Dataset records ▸
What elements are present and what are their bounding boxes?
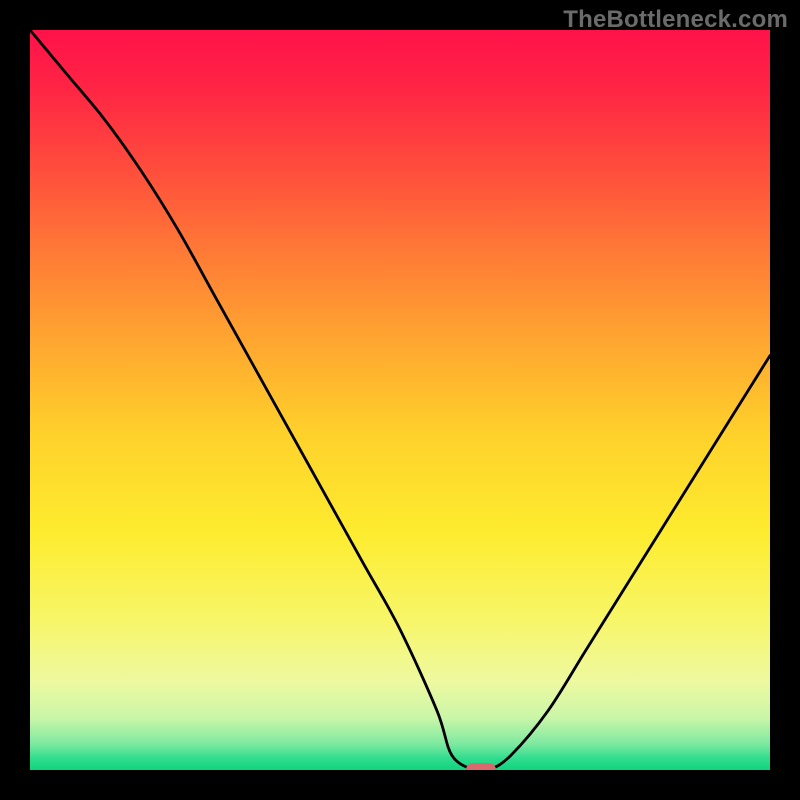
optimal-point-marker bbox=[466, 763, 496, 770]
plot-area bbox=[30, 30, 770, 770]
chart-frame: TheBottleneck.com bbox=[0, 0, 800, 800]
watermark-text: TheBottleneck.com bbox=[563, 6, 788, 34]
bottleneck-curve bbox=[30, 30, 770, 770]
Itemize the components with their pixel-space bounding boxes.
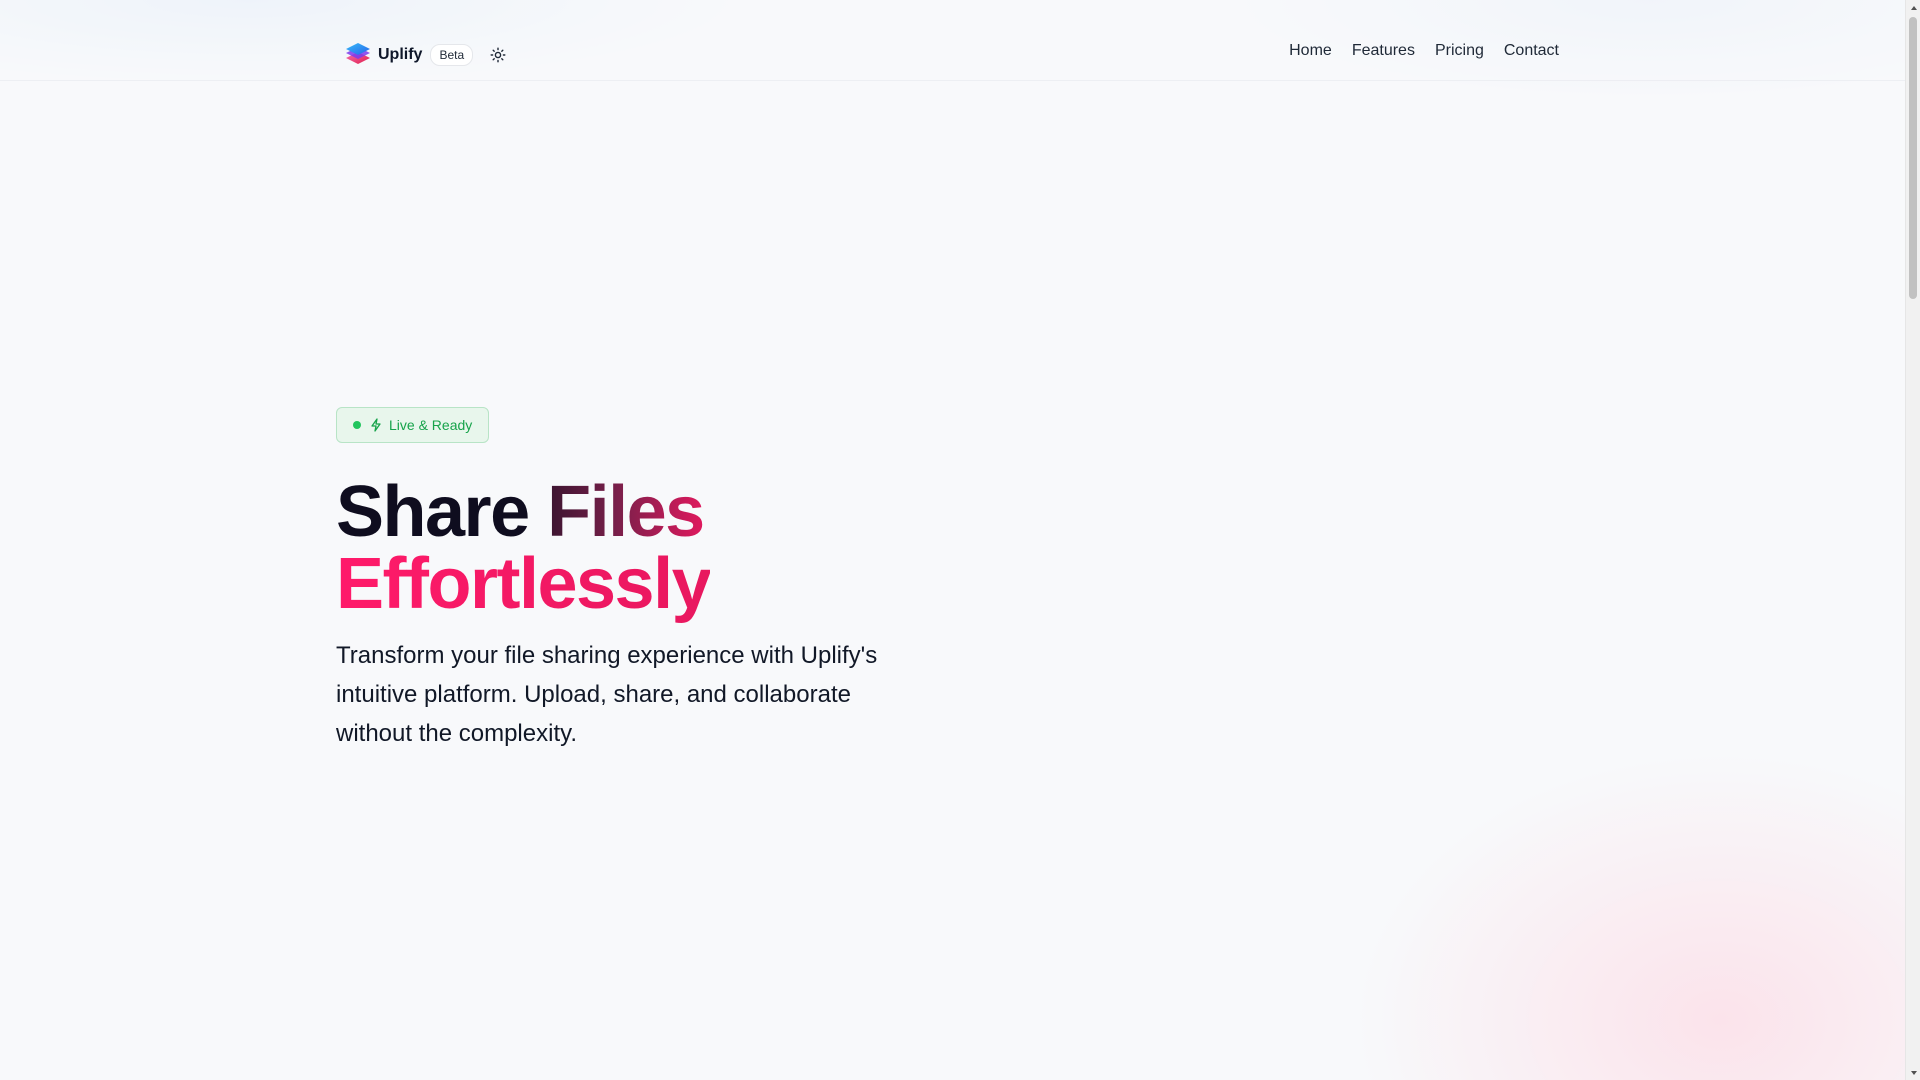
nav-features-link[interactable]: Features <box>1352 42 1415 60</box>
page: Uplify Beta Home Features Pricing Contac… <box>0 0 1905 1080</box>
hero-title-word-share: Share <box>336 472 530 552</box>
vertical-scrollbar[interactable] <box>1905 0 1920 1080</box>
beta-badge: Beta <box>430 44 474 66</box>
hero-title-word-files: Files <box>547 472 705 552</box>
nav-home-link[interactable]: Home <box>1289 42 1332 60</box>
status-dot <box>353 421 361 429</box>
brand[interactable]: Uplify Beta <box>344 40 507 70</box>
nav-pricing-link[interactable]: Pricing <box>1435 42 1484 60</box>
uplify-logo-icon <box>344 41 372 69</box>
status-badge: Live & Ready <box>336 407 490 443</box>
sun-icon <box>490 47 506 63</box>
theme-toggle-button[interactable] <box>489 46 507 64</box>
bolt-icon <box>370 418 382 432</box>
hero-subtitle: Transform your file sharing experience w… <box>336 642 878 747</box>
hero-title-word-effortlessly: Effortlessly <box>336 544 712 624</box>
nav-contact-link[interactable]: Contact <box>1504 42 1559 60</box>
navbar: Uplify Beta Home Features Pricing Contac… <box>0 0 1905 81</box>
scroll-down-arrow-icon[interactable] <box>1906 1065 1920 1080</box>
scroll-up-arrow-icon[interactable] <box>1906 0 1920 15</box>
scrollbar-thumb[interactable] <box>1909 17 1917 299</box>
brand-name: Uplify <box>378 46 423 63</box>
main-nav: Home Features Pricing Contact <box>1289 42 1559 60</box>
hero-title: Share Files Effortlessly <box>336 476 712 620</box>
status-label: Live & Ready <box>389 417 473 433</box>
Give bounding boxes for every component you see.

Objective ▸
Copy out every line of the listing above word for word, leaving out the picture markers.

Written answer ▸
What elements are present and what are their bounding boxes?
optimal-point-marker bbox=[466, 763, 496, 770]
plot-area bbox=[30, 30, 770, 770]
chart-frame: TheBottleneck.com bbox=[0, 0, 800, 800]
watermark-text: TheBottleneck.com bbox=[563, 6, 788, 34]
bottleneck-curve bbox=[30, 30, 770, 770]
Itemize the components with their pixel-space bounding boxes.
nav-features-link[interactable]: Features <box>1352 42 1415 60</box>
page: Uplify Beta Home Features Pricing Contac… <box>0 0 1905 1080</box>
hero-title-word-share: Share <box>336 472 530 552</box>
vertical-scrollbar[interactable] <box>1905 0 1920 1080</box>
beta-badge: Beta <box>430 44 474 66</box>
hero-title-word-files: Files <box>547 472 705 552</box>
nav-home-link[interactable]: Home <box>1289 42 1332 60</box>
status-dot <box>353 421 361 429</box>
brand[interactable]: Uplify Beta <box>344 40 507 70</box>
nav-pricing-link[interactable]: Pricing <box>1435 42 1484 60</box>
uplify-logo-icon <box>344 41 372 69</box>
status-badge: Live & Ready <box>336 407 490 443</box>
sun-icon <box>490 47 506 63</box>
theme-toggle-button[interactable] <box>489 46 507 64</box>
bolt-icon <box>370 418 382 432</box>
hero-subtitle: Transform your file sharing experience w… <box>336 642 878 747</box>
hero-title-word-effortlessly: Effortlessly <box>336 544 712 624</box>
nav-contact-link[interactable]: Contact <box>1504 42 1559 60</box>
navbar: Uplify Beta Home Features Pricing Contac… <box>0 0 1905 81</box>
scroll-down-arrow-icon[interactable] <box>1906 1065 1920 1080</box>
scroll-up-arrow-icon[interactable] <box>1906 0 1920 15</box>
scrollbar-thumb[interactable] <box>1909 17 1917 299</box>
brand-name: Uplify <box>378 46 423 63</box>
main-nav: Home Features Pricing Contact <box>1289 42 1559 60</box>
hero-title: Share Files Effortlessly <box>336 476 712 620</box>
status-label: Live & Ready <box>389 417 473 433</box>
Give bounding boxes for every component you see.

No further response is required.